PROVIDED DATA>
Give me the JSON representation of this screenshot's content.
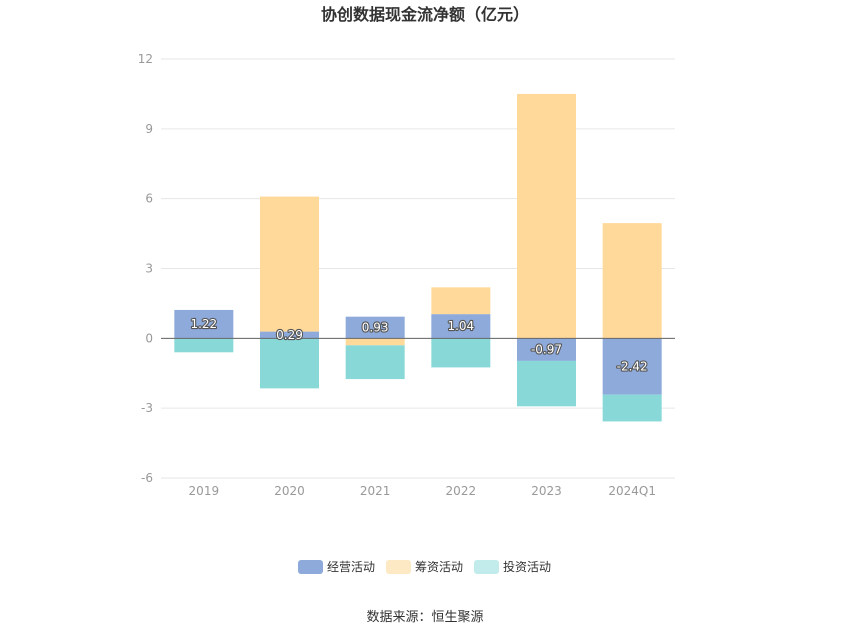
{
  "chart_data": {
    "type": "bar",
    "stacked": true,
    "title": "协创数据现金流净额（亿元）",
    "categories": [
      "2019",
      "2020",
      "2021",
      "2022",
      "2023",
      "2024Q1"
    ],
    "series": [
      {
        "name": "经营活动",
        "color": "#8eaadb",
        "values": [
          1.22,
          0.29,
          0.93,
          1.04,
          -0.97,
          -2.42
        ]
      },
      {
        "name": "筹资活动",
        "color": "#ffd999",
        "values": [
          0,
          5.8,
          -0.3,
          1.15,
          10.5,
          4.95
        ]
      },
      {
        "name": "投资活动",
        "color": "#88d8d8",
        "values": [
          -0.6,
          -2.15,
          -1.45,
          -1.25,
          -1.95,
          -1.15
        ]
      }
    ],
    "data_labels_series": "经营活动",
    "data_labels": [
      "1.22",
      "0.29",
      "0.93",
      "1.04",
      "-0.97",
      "-2.42"
    ],
    "ylim": [
      -6,
      12
    ],
    "yticks": [
      -6,
      -3,
      0,
      3,
      6,
      9,
      12
    ],
    "grid": true,
    "legend_position": "bottom"
  },
  "legend": {
    "swatch_colors": [
      "#8eaadb",
      "#fde9c4",
      "#c2ebeb"
    ]
  },
  "source": "数据来源：恒生聚源"
}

AIM>
Your copy should match the entries exactly, minus the pictures.

SOLUTION TO THIS TASK>
Give me the JSON representation of this screenshot's content.
{
  "chart_data": {
    "type": "bar",
    "stacked": true,
    "title": "协创数据现金流净额（亿元）",
    "categories": [
      "2019",
      "2020",
      "2021",
      "2022",
      "2023",
      "2024Q1"
    ],
    "series": [
      {
        "name": "经营活动",
        "color": "#8eaadb",
        "values": [
          1.22,
          0.29,
          0.93,
          1.04,
          -0.97,
          -2.42
        ]
      },
      {
        "name": "筹资活动",
        "color": "#ffd999",
        "values": [
          0,
          5.8,
          -0.3,
          1.15,
          10.5,
          4.95
        ]
      },
      {
        "name": "投资活动",
        "color": "#88d8d8",
        "values": [
          -0.6,
          -2.15,
          -1.45,
          -1.25,
          -1.95,
          -1.15
        ]
      }
    ],
    "data_labels_series": "经营活动",
    "data_labels": [
      "1.22",
      "0.29",
      "0.93",
      "1.04",
      "-0.97",
      "-2.42"
    ],
    "ylim": [
      -6,
      12
    ],
    "yticks": [
      -6,
      -3,
      0,
      3,
      6,
      9,
      12
    ],
    "grid": true,
    "legend_position": "bottom"
  },
  "legend": {
    "swatch_colors": [
      "#8eaadb",
      "#fde9c4",
      "#c2ebeb"
    ]
  },
  "source": "数据来源：恒生聚源"
}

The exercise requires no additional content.